Start of Available records
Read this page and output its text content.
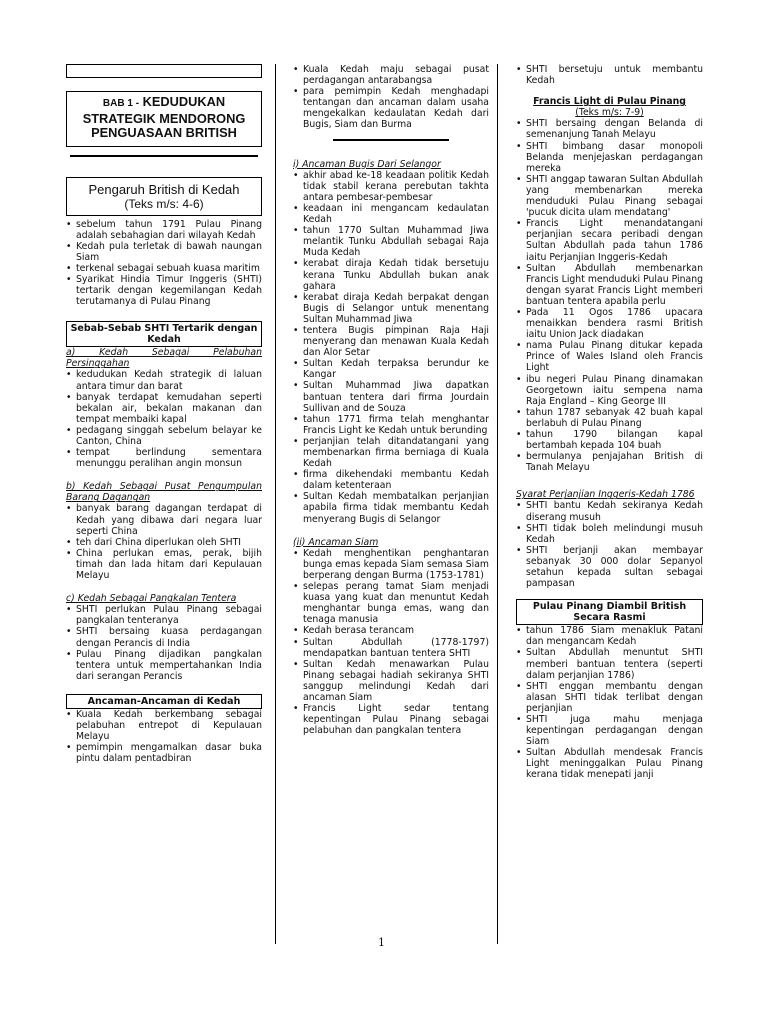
BAB 1 - KEDUDUKAN STRATEGIK MENDORONG PENGUASAAN BRITISH
Pengaruh British di Kedah
(Teks m/s: 4-6)
• sebelum tahun 1791 Pulau Pinang adalah sebahagian dari wilayah Kedah
• Kedah pula terletak di bawah naungan Siam
• terkenal sebagai sebuah kuasa maritim
• Syarikat Hindia Timur Inggeris (SHTI) tertarik dengan kegemilangan Kedah terutamanya di Pulau Pinang
Sebab-Sebab SHTI Tertarik dengan Kedah
a) Kedah Sebagai Pelabuhan Persinggahan
• kedudukan Kedah strategik di laluan antara timur dan barat
• banyak terdapat kemudahan seperti bekalan air, bekalan makanan dan tempat membaiki kapal
• pedagang singgah sebelum belayar ke Canton, China
• tempat berlindung sementara menunggu peralihan angin monsun
b) Kedah Sebagai Pusat Pengumpulan Barang Dagangan
• banyak barang dagangan terdapat di Kedah yang dibawa dari negara luar seperti China
• teh dari China diperlukan oleh SHTI
• China perlukan emas, perak, bijih timah dan lada hitam dari Kepulauan Melayu
c) Kedah Sebagai Pangkalan Tentera
• SHTI perlukan Pulau Pinang sebagai pangkalan tenteranya
• SHTI bersaing kuasa perdagangan dengan Perancis di India
• Pulau Pinang dijadikan pangkalan tentera untuk mempertahankan India dari serangan Perancis
Ancaman-Ancaman di Kedah
• Kuala Kedah berkembang sebagai pelabuhan entrepot di Kepulauan Melayu
• pemimpin mengamalkan dasar buka pintu dalam pentadbiran
• Kuala Kedah maju sebagai pusat perdagangan antarabangsa
• para pemimpin Kedah menghadapi tentangan dan ancaman dalam usaha mengekalkan kedaulatan Kedah dari Bugis, Siam dan Burma
i) Ancaman Bugis Dari Selangor
• akhir abad ke-18 keadaan politik Kedah tidak stabil kerana perebutan takhta antara pembesar-pembesar
• keadaan ini mengancam kedaulatan Kedah
• tahun 1770 Sultan Muhammad Jiwa melantik Tunku Abdullah sebagai Raja Muda Kedah
• kerabat diraja Kedah tidak bersetuju kerana Tunku Abdullah bukan anak gahara
• kerabat diraja Kedah berpakat dengan Bugis di Selangor untuk menentang Sultan Muhammad Jiwa
• tentera Bugis pimpinan Raja Haji menyerang dan menawan Kuala Kedah dan Alor Setar
• Sultan Kedah terpaksa berundur ke Kangar
• Sultan Muhammad Jiwa dapatkan bantuan tentera dari firma Jourdain Sullivan and de Souza
• tahun 1771 firma telah menghantar Francis Light ke Kedah untuk berunding
• perjanjian telah ditandatangani yang membenarkan firma berniaga di Kuala Kedah
• firma dikehendaki membantu Kedah dalam ketenteraan
• Sultan Kedah membatalkan perjanjian apabila firma tidak membantu Kedah menyerang Bugis di Selangor
(ii) Ancaman Siam
• Kedah menghentikan penghantaran bunga emas kepada Siam semasa Siam berperang dengan Burma (1753-1781)
• selepas perang tamat Siam menjadi kuasa yang kuat dan menuntut Kedah menghantar bunga emas, wang dan tenaga manusia
• Kedah berasa terancam
• Sultan Abdullah (1778-1797) mendapatkan bantuan tentera SHTI
• Sultan Kedah menawarkan Pulau Pinang sebagai hadiah sekiranya SHTI sanggup melindungi Kedah dari ancaman Siam
• Francis Light sedar tentang kepentingan Pulau Pinang sebagai pelabuhan dan pangkalan tentera
• SHTI bersetuju untuk membantu Kedah
Francis Light di Pulau Pinang
(Teks m/s: 7-9)
• SHTI bersaing dengan Belanda di semenanjung Tanah Melayu
• SHTI bimbang dasar monopoli Belanda menjejaskan perdagangan mereka
• SHTI anggap tawaran Sultan Abdullah yang membenarkan mereka menduduki Pulau Pinang sebagai 'pucuk dicita ulam mendatang'
• Francis Light menandatangani perjanjian secara peribadi dengan Sultan Abdullah pada tahun 1786 iaitu Perjanjian Inggeris-Kedah
• Sultan Abdullah membenarkan Francis Light menduduki Pulau Pinang dengan syarat Francis Light memberi bantuan tentera apabila perlu
• Pada 11 Ogos 1786 upacara menaikkan bendera rasmi British iaitu Union Jack diadakan
• nama Pulau Pinang ditukar kepada Prince of Wales Island oleh Francis Light
• ibu negeri Pulau Pinang dinamakan Georgetown iaitu sempena nama Raja England – King George III
• tahun 1787 sebanyak 42 buah kapal berlabuh di Pulau Pinang
• tahun 1790 bilangan kapal bertambah kepada 104 buah
• bermulanya penjajahan British di Tanah Melayu
Syarat Perjanjian Inggeris-Kedah 1786
• SHTI bantu Kedah sekiranya Kedah diserang musuh
• SHTI tidak boleh melindungi musuh Kedah
• SHTI berjanji akan membayar sebanyak 30 000 dolar Sepanyol setahun kepada sultan sebagai pampasan
Pulau Pinang Diambil British Secara Rasmi
• tahun 1786 Siam menakluk Patani dan mengancam Kedah
• Sultan Abdullah menuntut SHTI memberi bantuan tentera (seperti dalam perjanjian 1786)
• SHTI enggan membantu dengan alasan SHTI tidak terlibat dengan perjanjian
• SHTI juga mahu menjaga kepentingan perdagangan dengan Siam
• Sultan Abdullah mendesak Francis Light meninggalkan Pulau Pinang kerana tidak menepati janji
1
End of Available records
=== Goal ===
Search the data for the string "Perancis" and copy each line where it appears.

=== Solution for this task ===
• SHTI bersaing kuasa perdagangan dengan Perancis di India
• Pulau Pinang dijadikan pangkalan tentera untuk mempertahankan India dari serangan Perancis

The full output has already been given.